Exercise task → Select the lines of the records containing the word "antennas" and list them.

Listed entries →
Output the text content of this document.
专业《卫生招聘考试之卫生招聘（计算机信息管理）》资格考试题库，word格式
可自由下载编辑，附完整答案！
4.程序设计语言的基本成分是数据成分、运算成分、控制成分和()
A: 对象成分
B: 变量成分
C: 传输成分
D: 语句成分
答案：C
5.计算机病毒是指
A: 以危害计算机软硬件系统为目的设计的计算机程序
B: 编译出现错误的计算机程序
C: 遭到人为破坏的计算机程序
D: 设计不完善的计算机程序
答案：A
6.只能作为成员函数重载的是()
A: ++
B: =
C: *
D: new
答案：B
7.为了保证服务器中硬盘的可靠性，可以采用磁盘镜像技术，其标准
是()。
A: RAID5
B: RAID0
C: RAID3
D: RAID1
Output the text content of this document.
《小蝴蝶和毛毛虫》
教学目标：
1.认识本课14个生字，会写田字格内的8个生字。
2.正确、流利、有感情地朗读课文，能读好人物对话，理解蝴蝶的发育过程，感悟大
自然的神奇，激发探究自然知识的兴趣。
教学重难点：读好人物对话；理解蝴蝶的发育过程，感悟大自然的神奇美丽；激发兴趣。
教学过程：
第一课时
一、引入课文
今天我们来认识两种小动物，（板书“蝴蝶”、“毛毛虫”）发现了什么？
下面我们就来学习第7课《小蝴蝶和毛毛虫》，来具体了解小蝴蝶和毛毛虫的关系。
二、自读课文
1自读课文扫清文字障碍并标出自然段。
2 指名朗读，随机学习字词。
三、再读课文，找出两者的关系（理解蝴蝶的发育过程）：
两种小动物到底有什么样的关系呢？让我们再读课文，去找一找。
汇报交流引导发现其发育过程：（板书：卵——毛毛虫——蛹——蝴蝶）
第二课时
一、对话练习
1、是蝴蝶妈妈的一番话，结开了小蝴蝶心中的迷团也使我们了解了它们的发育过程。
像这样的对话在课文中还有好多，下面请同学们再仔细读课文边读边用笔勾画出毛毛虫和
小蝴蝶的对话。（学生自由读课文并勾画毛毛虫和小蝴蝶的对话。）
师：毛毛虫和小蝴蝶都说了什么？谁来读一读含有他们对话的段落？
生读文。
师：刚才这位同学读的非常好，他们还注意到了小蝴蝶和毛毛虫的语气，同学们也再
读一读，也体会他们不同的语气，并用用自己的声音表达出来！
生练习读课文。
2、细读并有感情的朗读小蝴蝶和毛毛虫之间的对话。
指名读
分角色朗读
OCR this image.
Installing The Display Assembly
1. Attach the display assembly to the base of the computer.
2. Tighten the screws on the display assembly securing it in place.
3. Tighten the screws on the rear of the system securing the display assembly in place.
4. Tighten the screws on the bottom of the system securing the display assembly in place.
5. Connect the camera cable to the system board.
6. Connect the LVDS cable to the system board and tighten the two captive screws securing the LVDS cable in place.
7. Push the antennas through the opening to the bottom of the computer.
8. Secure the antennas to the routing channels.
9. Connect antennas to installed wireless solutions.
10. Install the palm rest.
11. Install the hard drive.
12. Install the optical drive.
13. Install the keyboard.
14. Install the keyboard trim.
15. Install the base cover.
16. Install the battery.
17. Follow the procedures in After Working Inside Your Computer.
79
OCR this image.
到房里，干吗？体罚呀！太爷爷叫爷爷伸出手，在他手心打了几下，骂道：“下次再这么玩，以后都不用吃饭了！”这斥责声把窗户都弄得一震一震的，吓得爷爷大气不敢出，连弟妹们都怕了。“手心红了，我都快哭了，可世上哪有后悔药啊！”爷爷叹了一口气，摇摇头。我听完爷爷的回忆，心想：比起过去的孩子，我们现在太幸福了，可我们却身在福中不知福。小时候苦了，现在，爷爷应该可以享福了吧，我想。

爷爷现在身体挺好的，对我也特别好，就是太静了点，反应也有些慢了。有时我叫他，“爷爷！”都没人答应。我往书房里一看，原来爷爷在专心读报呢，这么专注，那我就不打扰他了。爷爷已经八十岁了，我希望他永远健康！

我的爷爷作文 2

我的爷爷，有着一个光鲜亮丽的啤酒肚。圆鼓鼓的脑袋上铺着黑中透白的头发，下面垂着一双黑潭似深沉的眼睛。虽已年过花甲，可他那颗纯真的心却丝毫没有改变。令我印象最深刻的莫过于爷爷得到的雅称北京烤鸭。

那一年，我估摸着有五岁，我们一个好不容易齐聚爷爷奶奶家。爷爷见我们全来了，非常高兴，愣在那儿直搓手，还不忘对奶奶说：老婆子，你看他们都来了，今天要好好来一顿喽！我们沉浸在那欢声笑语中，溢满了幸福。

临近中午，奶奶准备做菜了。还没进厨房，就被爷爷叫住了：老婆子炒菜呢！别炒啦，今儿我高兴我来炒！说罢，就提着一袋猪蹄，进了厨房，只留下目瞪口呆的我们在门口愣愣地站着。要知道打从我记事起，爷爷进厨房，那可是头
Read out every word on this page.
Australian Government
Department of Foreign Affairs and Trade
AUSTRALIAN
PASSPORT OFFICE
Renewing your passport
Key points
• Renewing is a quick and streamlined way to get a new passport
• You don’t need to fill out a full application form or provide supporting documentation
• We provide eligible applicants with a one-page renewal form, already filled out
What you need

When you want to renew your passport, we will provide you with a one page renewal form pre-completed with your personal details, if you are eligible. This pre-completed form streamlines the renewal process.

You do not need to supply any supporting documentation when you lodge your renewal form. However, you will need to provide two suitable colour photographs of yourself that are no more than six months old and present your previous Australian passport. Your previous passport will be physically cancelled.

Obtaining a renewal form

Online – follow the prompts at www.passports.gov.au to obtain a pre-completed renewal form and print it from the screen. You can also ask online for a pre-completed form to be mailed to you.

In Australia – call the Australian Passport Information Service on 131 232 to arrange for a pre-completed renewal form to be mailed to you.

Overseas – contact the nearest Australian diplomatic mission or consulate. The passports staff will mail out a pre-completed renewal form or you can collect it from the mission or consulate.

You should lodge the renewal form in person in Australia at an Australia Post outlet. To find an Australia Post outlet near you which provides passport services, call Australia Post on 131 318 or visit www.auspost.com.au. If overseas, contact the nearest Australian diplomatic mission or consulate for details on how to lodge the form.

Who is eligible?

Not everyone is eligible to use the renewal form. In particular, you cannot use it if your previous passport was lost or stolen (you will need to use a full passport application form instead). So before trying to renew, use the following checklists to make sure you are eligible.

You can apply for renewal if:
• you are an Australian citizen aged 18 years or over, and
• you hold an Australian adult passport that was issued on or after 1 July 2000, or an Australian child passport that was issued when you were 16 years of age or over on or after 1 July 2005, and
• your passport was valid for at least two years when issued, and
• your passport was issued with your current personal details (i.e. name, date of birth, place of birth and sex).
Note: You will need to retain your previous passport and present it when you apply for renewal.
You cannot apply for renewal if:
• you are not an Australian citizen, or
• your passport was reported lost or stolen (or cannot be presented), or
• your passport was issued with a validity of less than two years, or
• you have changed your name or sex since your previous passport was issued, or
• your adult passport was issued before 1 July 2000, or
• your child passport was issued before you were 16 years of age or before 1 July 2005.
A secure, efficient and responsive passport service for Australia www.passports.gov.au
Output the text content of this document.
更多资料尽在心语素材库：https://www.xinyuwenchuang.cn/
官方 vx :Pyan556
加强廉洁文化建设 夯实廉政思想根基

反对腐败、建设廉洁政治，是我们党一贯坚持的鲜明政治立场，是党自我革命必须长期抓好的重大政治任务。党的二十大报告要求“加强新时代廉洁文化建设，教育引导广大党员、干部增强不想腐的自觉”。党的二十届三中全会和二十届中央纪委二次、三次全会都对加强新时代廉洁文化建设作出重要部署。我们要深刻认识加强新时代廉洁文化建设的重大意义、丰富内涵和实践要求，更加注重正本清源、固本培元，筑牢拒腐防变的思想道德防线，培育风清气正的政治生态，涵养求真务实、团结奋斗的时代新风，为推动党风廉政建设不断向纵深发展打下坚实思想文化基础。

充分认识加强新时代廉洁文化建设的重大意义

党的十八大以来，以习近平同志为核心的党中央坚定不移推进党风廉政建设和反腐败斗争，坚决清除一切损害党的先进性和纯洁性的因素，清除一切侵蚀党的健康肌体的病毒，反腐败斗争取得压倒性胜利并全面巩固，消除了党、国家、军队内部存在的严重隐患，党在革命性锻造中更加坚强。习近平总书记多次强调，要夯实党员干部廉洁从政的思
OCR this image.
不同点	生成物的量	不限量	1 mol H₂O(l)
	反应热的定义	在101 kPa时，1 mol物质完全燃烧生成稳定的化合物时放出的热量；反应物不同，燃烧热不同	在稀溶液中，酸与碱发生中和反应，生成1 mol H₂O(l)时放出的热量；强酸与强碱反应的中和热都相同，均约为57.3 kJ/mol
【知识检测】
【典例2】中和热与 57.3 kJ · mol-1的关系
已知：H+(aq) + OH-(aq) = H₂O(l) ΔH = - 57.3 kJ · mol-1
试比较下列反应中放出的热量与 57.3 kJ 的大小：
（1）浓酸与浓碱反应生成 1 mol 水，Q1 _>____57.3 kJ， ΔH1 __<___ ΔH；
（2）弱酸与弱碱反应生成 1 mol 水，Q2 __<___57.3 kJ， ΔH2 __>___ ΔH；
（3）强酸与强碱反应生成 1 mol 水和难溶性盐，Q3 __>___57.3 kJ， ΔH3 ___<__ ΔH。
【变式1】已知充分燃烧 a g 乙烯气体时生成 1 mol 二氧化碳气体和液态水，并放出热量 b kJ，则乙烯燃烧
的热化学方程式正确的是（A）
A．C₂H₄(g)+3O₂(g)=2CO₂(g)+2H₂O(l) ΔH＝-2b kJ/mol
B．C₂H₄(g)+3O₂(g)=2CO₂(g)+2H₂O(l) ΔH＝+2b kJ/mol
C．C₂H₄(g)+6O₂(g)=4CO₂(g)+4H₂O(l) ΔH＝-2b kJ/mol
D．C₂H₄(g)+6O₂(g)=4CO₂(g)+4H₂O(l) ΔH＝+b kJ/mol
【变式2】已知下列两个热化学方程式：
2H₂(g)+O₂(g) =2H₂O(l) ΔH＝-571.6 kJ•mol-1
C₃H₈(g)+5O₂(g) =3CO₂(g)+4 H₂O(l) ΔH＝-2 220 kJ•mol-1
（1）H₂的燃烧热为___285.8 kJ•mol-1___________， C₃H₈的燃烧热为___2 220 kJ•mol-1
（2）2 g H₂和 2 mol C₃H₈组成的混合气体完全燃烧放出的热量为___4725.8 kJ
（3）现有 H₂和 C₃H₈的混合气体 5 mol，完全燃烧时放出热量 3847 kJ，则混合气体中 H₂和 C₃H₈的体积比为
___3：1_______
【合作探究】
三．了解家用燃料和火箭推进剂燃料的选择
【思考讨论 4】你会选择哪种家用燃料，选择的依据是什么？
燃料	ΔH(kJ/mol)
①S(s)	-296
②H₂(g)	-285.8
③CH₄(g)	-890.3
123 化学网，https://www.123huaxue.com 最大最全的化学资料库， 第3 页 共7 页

Task answer →
7. Push the antennas through the opening to the bottom of the computer.
8. Secure the antennas to the routing channels.
9. Connect antennas to installed wireless solutions.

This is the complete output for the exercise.